RECORD EXTRACTS>
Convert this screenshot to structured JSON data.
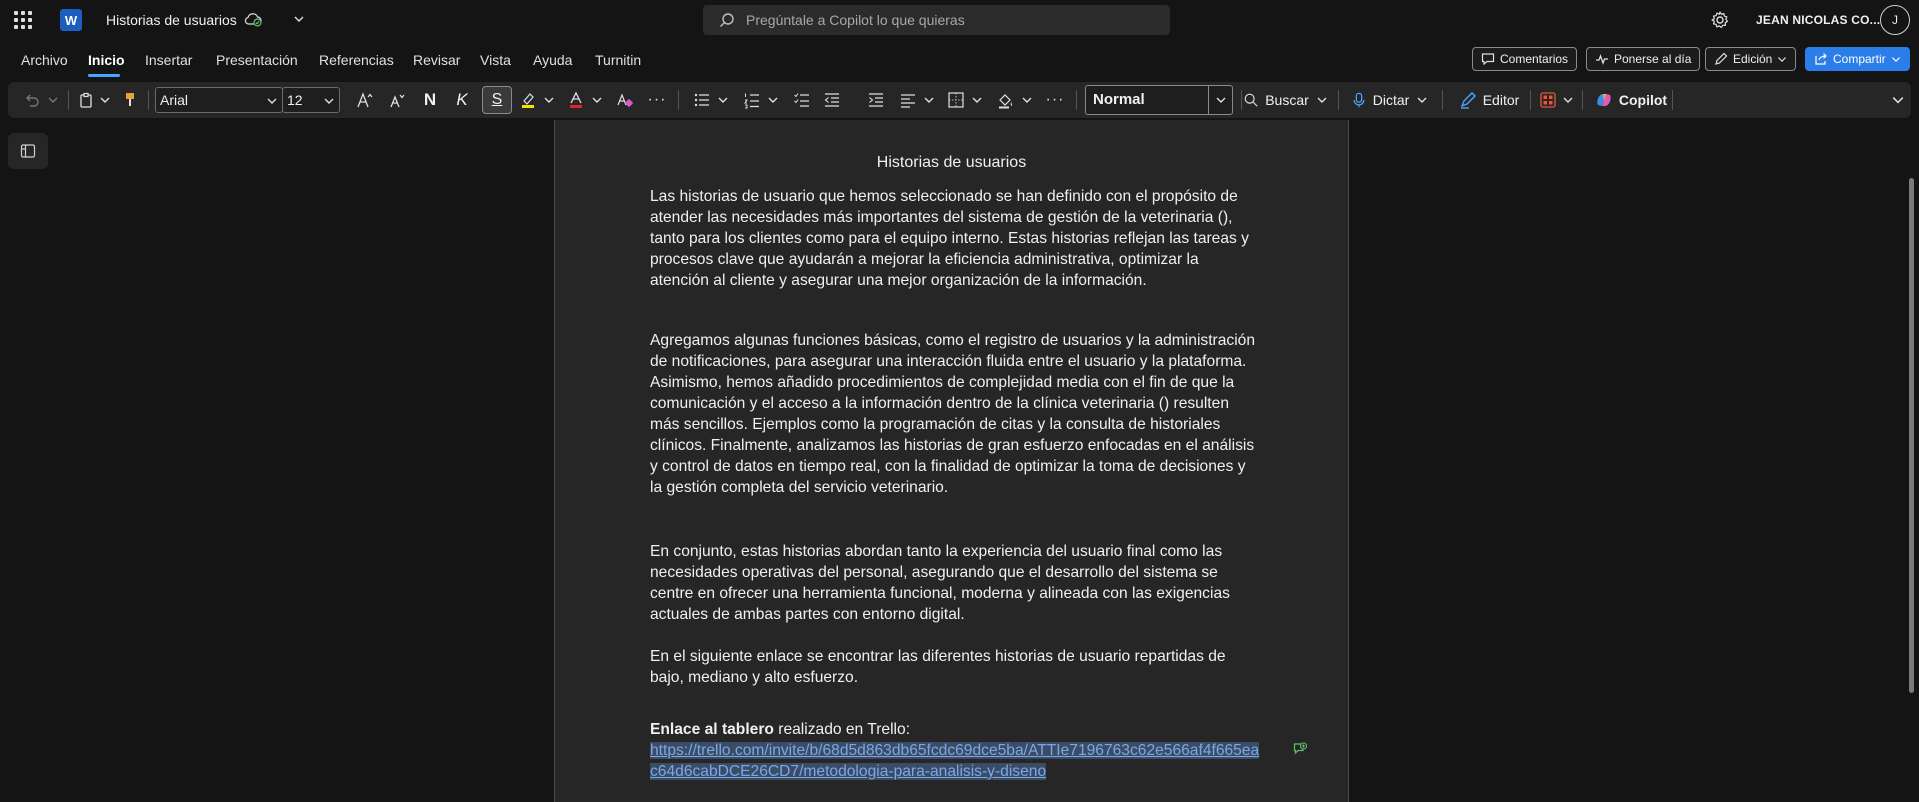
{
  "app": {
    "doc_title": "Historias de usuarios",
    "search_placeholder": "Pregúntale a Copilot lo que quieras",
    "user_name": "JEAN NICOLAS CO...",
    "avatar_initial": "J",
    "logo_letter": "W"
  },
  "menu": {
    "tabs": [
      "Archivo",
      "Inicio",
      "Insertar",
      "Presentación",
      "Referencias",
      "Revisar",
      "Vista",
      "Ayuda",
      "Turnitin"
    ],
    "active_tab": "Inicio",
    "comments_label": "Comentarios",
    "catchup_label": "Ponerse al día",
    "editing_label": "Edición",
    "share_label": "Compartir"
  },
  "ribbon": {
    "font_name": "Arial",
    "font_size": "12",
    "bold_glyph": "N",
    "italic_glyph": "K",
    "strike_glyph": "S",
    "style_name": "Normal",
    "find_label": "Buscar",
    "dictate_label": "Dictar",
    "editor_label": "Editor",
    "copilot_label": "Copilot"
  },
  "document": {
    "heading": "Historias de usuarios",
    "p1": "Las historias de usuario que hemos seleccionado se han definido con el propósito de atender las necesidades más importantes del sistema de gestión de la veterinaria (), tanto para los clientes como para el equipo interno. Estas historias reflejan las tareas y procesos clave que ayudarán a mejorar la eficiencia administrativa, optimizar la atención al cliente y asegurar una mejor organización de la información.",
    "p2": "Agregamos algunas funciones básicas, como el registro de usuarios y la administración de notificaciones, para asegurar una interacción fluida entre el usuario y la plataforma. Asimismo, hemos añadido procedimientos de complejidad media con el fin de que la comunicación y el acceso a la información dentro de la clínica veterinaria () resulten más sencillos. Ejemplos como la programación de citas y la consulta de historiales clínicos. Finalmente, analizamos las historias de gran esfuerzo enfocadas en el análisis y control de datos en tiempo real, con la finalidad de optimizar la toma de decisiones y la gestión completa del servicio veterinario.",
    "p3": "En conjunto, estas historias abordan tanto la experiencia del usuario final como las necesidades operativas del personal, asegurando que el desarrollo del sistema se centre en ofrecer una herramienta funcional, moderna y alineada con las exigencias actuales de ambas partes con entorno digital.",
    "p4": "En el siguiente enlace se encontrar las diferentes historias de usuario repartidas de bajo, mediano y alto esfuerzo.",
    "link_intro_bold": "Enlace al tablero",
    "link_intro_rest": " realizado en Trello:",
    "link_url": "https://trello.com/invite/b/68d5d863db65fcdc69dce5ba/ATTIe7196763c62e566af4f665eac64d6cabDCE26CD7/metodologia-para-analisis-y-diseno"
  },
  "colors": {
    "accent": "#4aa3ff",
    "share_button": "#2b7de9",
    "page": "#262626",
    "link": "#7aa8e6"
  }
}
--
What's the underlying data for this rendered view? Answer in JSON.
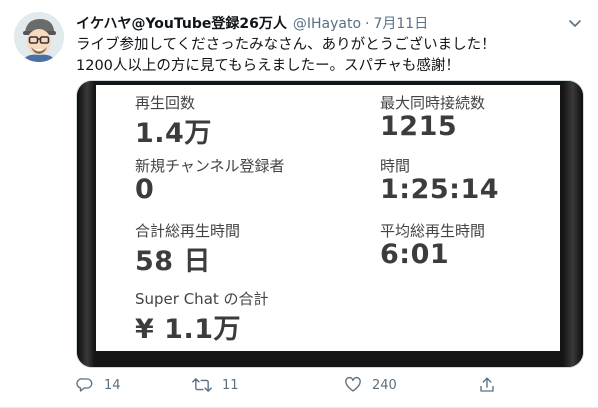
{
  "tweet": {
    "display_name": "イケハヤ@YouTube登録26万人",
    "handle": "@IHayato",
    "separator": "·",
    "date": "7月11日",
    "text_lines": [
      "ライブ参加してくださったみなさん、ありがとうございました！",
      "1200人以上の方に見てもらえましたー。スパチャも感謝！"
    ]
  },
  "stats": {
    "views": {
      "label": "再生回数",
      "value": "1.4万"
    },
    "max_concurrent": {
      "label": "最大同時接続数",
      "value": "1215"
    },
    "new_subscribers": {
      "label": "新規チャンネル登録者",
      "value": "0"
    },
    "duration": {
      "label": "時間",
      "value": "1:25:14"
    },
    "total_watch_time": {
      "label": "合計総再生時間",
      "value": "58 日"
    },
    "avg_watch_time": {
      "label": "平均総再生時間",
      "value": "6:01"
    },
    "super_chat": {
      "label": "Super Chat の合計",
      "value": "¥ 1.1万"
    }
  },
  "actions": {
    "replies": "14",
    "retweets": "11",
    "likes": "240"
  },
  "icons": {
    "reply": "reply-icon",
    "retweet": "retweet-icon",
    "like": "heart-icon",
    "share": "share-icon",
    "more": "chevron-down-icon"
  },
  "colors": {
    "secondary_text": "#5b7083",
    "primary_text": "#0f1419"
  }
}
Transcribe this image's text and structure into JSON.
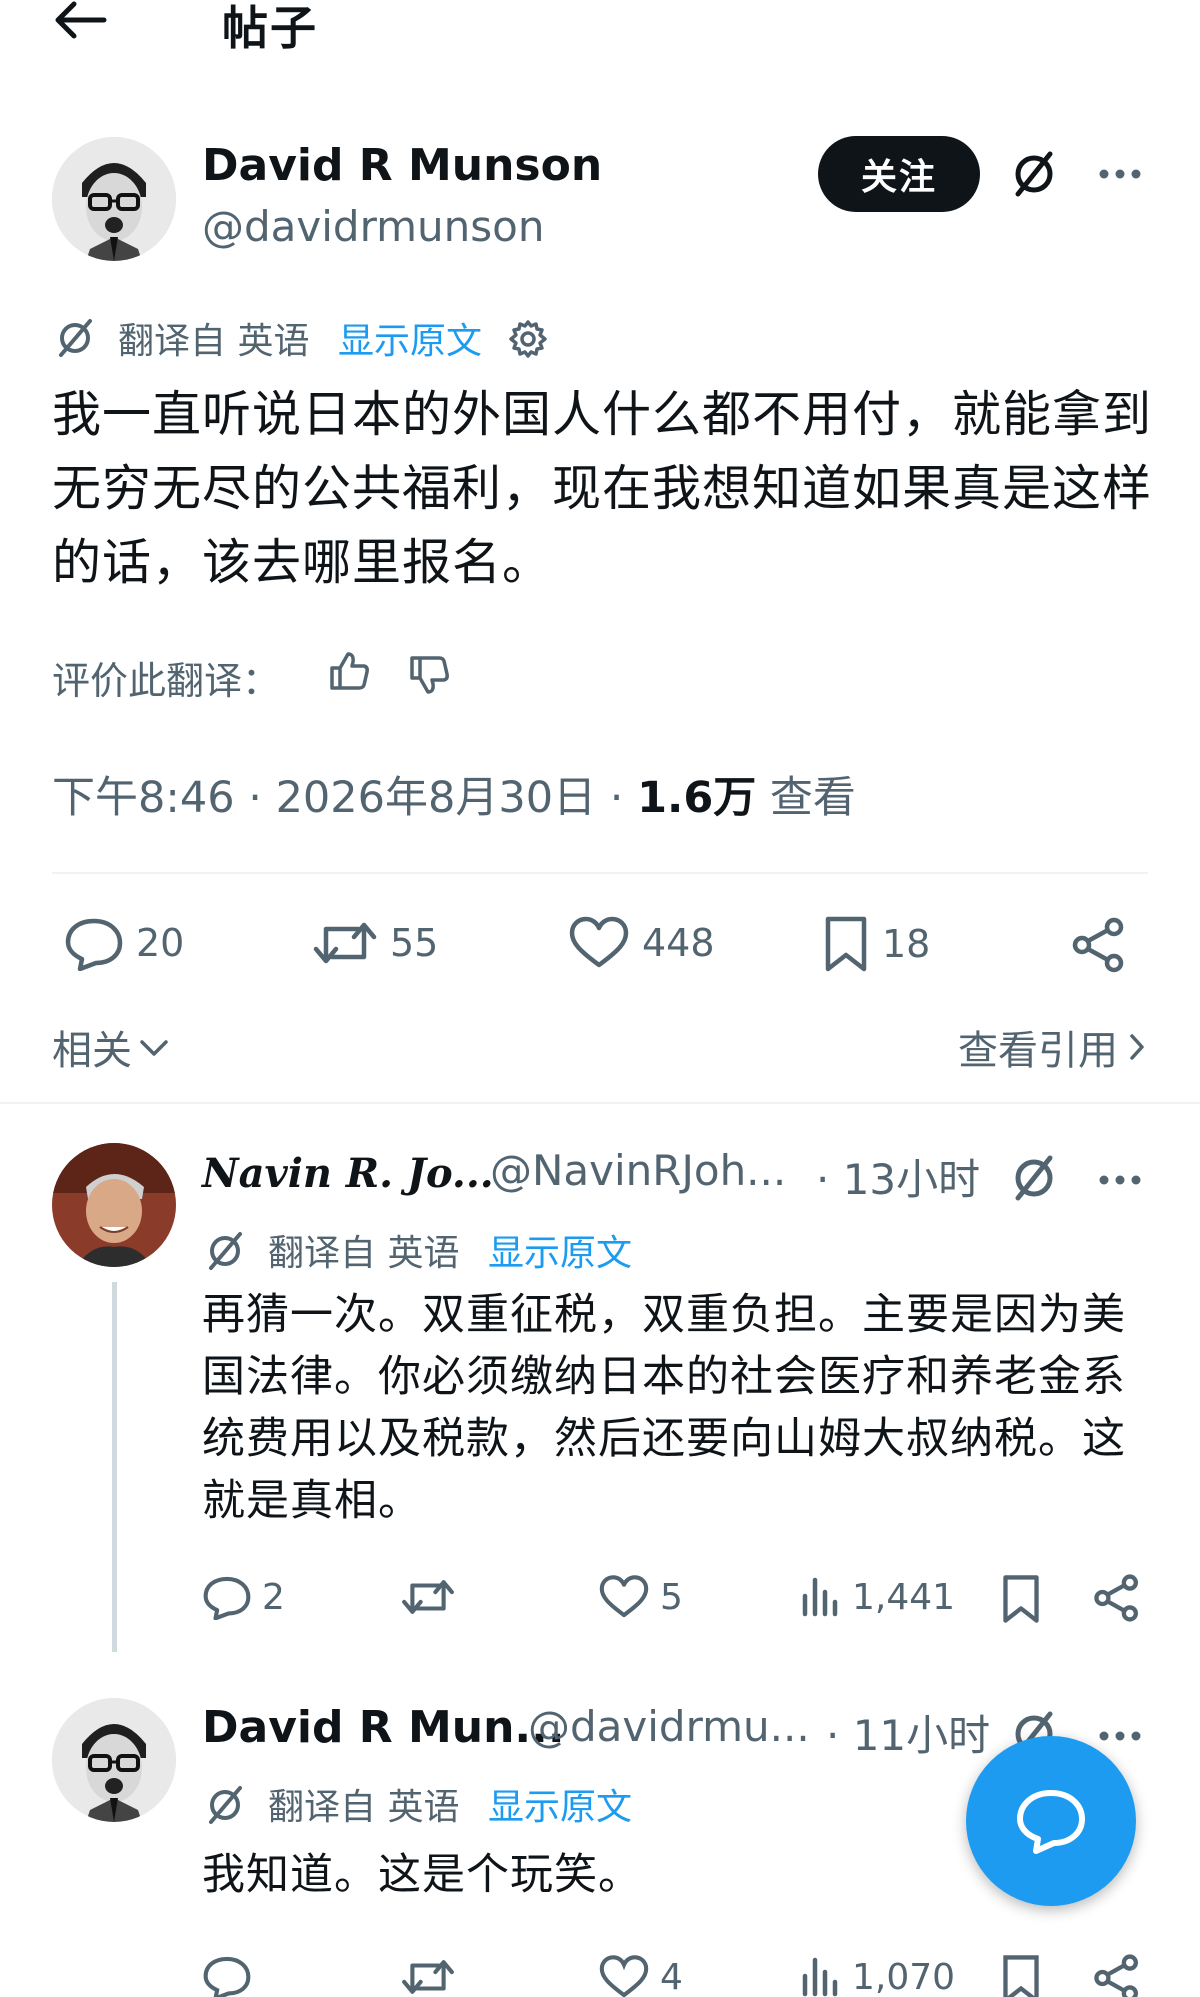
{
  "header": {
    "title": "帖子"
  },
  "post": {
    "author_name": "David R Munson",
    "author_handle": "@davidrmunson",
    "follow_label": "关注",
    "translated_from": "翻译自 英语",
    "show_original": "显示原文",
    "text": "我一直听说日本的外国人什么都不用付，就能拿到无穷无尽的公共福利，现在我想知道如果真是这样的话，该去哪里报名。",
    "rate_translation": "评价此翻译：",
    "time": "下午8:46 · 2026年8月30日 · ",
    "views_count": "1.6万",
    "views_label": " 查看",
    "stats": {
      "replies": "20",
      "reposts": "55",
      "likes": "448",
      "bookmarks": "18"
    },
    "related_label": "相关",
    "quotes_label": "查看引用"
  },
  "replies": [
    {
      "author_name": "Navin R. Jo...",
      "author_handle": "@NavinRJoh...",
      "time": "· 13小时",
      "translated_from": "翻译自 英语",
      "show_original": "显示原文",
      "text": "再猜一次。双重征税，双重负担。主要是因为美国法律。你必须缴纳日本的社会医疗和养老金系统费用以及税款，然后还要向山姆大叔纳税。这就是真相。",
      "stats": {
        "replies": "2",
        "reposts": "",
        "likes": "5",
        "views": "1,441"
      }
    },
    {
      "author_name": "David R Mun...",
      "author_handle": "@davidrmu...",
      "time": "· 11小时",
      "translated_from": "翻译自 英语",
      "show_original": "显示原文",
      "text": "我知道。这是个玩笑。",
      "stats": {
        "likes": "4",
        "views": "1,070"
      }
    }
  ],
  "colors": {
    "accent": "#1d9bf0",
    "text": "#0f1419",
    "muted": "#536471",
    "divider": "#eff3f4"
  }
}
...
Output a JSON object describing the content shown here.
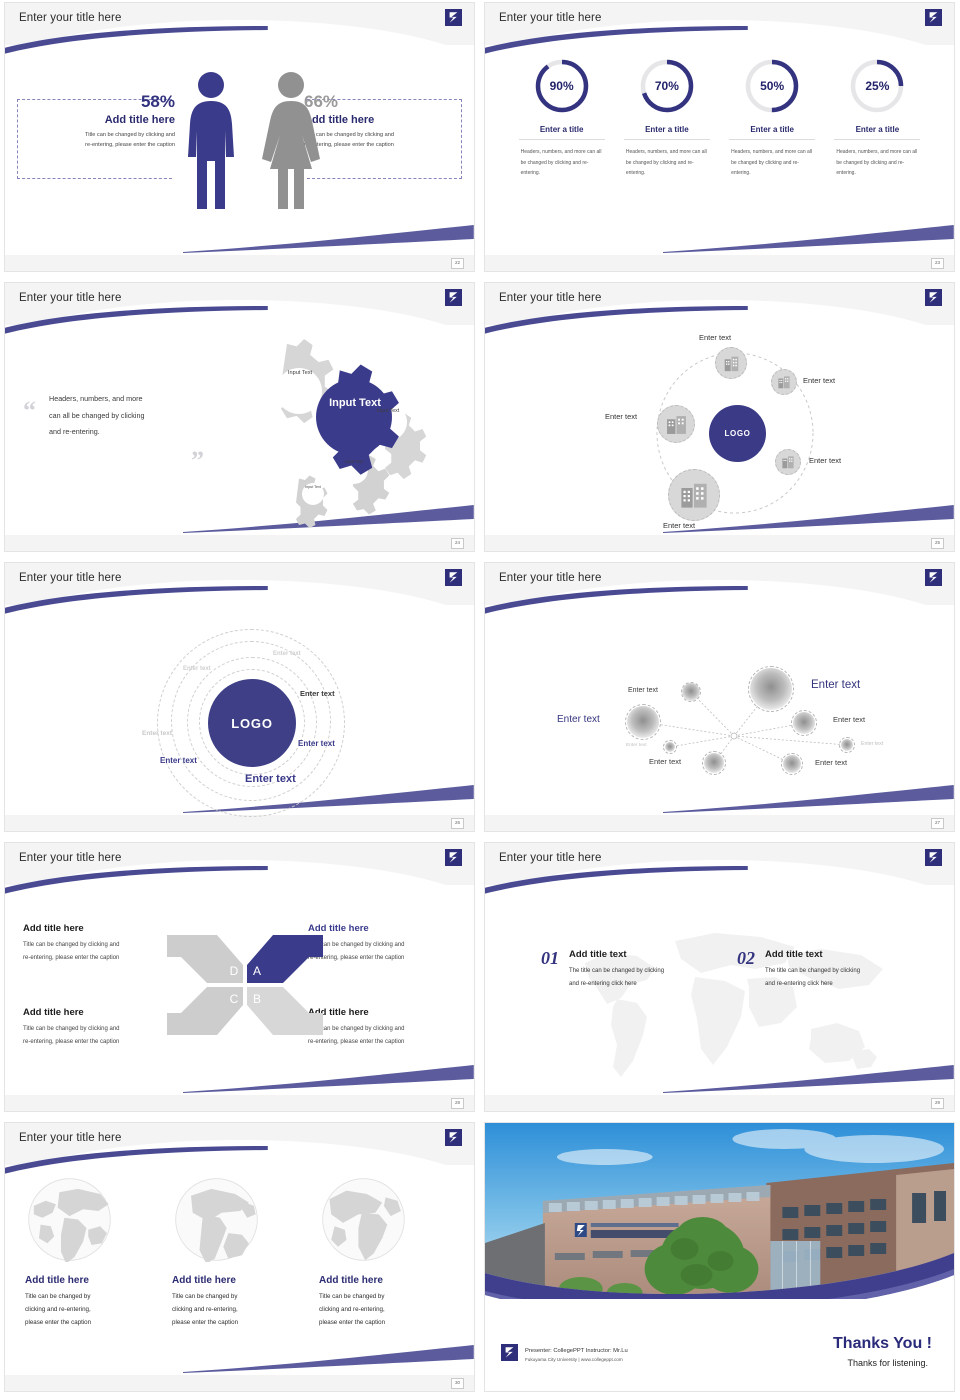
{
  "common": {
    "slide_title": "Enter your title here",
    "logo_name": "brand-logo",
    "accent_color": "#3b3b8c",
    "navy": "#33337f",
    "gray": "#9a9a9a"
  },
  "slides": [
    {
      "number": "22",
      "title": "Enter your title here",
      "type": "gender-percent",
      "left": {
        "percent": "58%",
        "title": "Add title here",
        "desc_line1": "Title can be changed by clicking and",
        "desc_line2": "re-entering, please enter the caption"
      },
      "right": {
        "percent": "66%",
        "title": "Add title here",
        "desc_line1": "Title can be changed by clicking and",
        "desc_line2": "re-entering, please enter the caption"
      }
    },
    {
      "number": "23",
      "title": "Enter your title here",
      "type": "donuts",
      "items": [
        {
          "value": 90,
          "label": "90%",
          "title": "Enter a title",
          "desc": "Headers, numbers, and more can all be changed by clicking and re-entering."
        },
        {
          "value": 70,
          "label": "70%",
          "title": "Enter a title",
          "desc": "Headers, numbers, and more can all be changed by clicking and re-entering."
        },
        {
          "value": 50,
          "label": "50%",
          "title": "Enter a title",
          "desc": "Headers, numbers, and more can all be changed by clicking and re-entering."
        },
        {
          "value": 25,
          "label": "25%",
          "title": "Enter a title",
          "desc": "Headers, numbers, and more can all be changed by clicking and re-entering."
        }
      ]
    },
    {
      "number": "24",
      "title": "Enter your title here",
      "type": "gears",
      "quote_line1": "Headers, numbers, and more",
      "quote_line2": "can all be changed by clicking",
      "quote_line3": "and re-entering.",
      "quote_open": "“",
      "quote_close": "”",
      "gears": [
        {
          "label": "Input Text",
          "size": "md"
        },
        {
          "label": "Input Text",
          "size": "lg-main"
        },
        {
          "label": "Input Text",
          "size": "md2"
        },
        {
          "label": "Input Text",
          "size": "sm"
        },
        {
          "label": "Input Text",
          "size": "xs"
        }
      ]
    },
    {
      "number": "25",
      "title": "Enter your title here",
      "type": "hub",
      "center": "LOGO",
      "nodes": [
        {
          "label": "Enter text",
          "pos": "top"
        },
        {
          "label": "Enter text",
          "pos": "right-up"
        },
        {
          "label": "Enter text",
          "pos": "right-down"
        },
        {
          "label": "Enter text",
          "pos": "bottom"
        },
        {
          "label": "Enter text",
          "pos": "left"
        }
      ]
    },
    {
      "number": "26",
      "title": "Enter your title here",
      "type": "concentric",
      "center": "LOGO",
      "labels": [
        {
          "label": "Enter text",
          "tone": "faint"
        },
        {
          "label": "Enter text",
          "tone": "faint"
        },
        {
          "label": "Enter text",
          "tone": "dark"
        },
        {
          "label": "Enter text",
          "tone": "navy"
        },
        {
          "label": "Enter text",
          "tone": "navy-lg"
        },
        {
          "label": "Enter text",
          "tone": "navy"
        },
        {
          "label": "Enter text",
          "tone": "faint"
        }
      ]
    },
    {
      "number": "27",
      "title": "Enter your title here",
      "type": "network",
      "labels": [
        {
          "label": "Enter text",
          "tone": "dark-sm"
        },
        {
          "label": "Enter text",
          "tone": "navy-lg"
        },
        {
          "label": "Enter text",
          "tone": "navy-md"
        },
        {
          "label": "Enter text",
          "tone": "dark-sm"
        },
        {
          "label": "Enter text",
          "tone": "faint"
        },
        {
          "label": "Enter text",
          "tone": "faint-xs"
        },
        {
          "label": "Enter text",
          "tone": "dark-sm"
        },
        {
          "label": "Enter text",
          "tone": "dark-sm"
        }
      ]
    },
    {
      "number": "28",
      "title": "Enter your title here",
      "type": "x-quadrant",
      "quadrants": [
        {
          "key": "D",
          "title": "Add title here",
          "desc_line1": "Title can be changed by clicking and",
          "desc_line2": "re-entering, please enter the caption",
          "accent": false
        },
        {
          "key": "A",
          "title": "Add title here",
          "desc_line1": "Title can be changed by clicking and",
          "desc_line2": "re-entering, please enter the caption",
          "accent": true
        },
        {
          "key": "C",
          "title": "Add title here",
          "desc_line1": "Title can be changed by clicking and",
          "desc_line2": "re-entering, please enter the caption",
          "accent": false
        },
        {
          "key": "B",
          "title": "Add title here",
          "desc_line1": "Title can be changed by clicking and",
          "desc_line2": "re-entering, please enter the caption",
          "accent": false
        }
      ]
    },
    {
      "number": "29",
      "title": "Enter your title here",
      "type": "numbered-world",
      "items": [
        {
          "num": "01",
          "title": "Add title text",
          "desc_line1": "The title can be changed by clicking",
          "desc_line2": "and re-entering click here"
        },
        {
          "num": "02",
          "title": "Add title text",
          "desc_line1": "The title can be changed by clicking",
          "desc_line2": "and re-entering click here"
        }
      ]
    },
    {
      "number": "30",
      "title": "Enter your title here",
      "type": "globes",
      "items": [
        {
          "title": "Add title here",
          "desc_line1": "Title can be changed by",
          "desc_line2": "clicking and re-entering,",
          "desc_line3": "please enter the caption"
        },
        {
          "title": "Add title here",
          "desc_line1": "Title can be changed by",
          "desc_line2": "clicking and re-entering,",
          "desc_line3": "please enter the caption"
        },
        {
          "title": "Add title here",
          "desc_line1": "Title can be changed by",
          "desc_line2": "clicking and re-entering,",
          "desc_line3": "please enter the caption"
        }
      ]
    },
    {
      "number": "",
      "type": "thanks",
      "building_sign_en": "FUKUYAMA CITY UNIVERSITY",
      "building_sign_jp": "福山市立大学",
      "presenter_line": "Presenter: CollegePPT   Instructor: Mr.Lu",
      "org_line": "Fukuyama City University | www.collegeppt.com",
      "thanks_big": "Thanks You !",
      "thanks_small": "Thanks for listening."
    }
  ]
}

YOUR GOAL> Select from the material above each line in which the string "down" appears, and list those lines.

ANSWER TO THE PROBLEM>
    "more": "chevron-down-icon"
          "pos": "right-down"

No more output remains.